= Exercise =
Type out the complete listing below word for word, without its pictures.

::::::

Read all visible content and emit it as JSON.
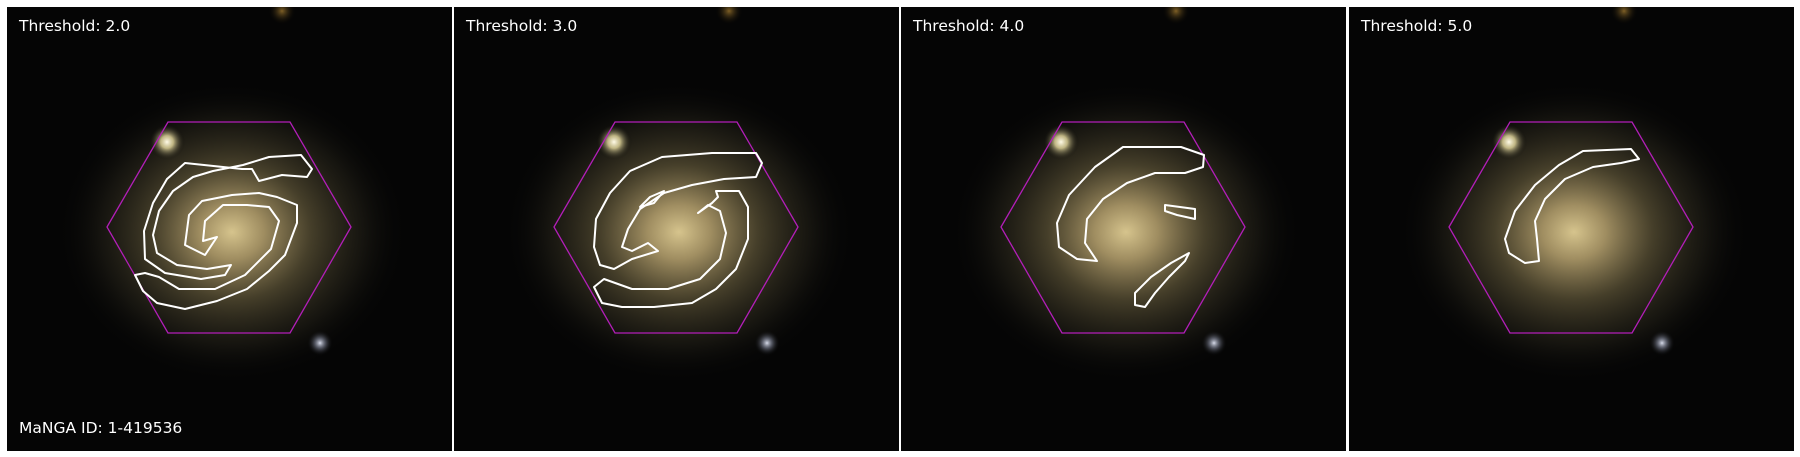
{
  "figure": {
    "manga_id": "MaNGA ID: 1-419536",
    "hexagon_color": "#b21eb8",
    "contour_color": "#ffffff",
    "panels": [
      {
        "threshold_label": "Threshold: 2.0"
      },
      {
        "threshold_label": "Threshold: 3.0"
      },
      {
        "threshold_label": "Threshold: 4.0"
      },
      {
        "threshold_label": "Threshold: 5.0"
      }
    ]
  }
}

::::::

= Solution for this exercise =
Read all visible content and emit it as JSON.
{
  "figure": {
    "manga_id": "MaNGA ID: 1-419536",
    "hexagon_color": "#b21eb8",
    "contour_color": "#ffffff",
    "panels": [
      {
        "threshold_label": "Threshold: 2.0"
      },
      {
        "threshold_label": "Threshold: 3.0"
      },
      {
        "threshold_label": "Threshold: 4.0"
      },
      {
        "threshold_label": "Threshold: 5.0"
      }
    ]
  }
}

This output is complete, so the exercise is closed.